Set all the material down again unchanged, without the pictures.

**Dataset records:**
## Start
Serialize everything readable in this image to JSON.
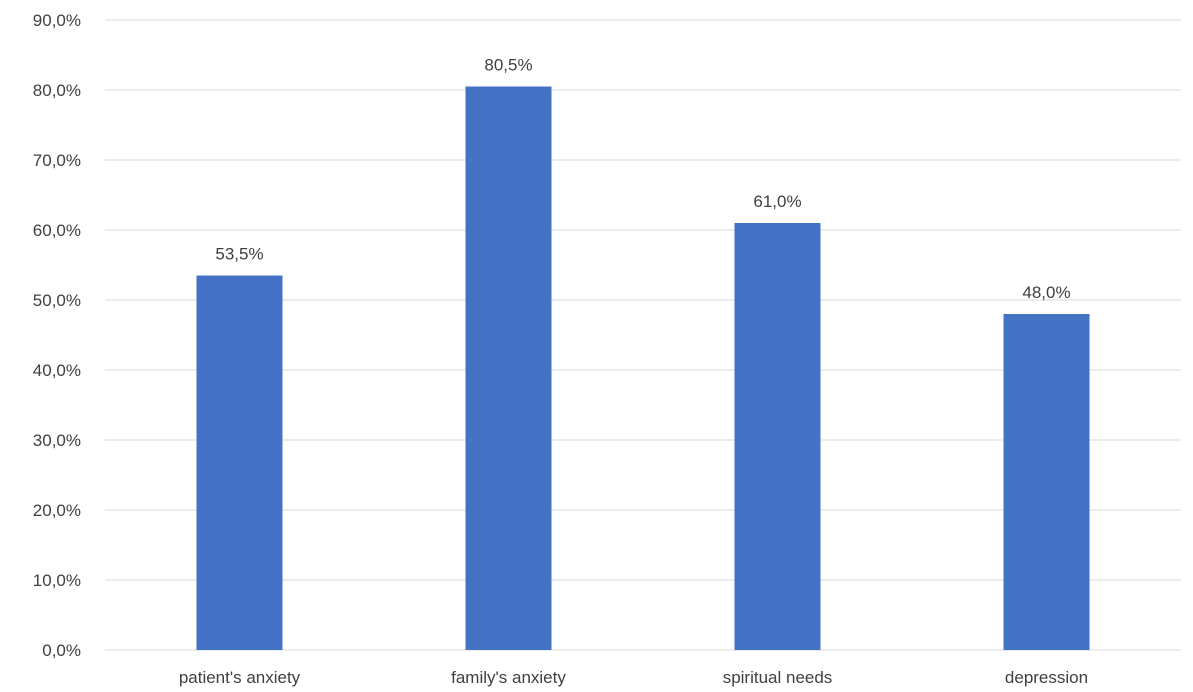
{
  "chart_data": {
    "type": "bar",
    "categories": [
      "patient's anxiety",
      "family's anxiety",
      "spiritual needs",
      "depression"
    ],
    "values": [
      53.5,
      80.5,
      61.0,
      48.0
    ],
    "value_labels": [
      "53,5%",
      "80,5%",
      "61,0%",
      "48,0%"
    ],
    "y_ticks": [
      0,
      10,
      20,
      30,
      40,
      50,
      60,
      70,
      80,
      90
    ],
    "y_tick_labels": [
      "0,0%",
      "10,0%",
      "20,0%",
      "30,0%",
      "40,0%",
      "50,0%",
      "60,0%",
      "70,0%",
      "80,0%",
      "90,0%"
    ],
    "ylim": [
      0,
      90
    ],
    "title": "",
    "xlabel": "",
    "ylabel": "",
    "grid": true,
    "legend": "none",
    "bar_color": "#4472c4"
  }
}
## End
**Answer below:**
Serialize everything readable in this image to JSON.
{
  "chart_data": {
    "type": "bar",
    "categories": [
      "patient's anxiety",
      "family's anxiety",
      "spiritual needs",
      "depression"
    ],
    "values": [
      53.5,
      80.5,
      61.0,
      48.0
    ],
    "value_labels": [
      "53,5%",
      "80,5%",
      "61,0%",
      "48,0%"
    ],
    "y_ticks": [
      0,
      10,
      20,
      30,
      40,
      50,
      60,
      70,
      80,
      90
    ],
    "y_tick_labels": [
      "0,0%",
      "10,0%",
      "20,0%",
      "30,0%",
      "40,0%",
      "50,0%",
      "60,0%",
      "70,0%",
      "80,0%",
      "90,0%"
    ],
    "ylim": [
      0,
      90
    ],
    "title": "",
    "xlabel": "",
    "ylabel": "",
    "grid": true,
    "legend": "none",
    "bar_color": "#4472c4"
  }
}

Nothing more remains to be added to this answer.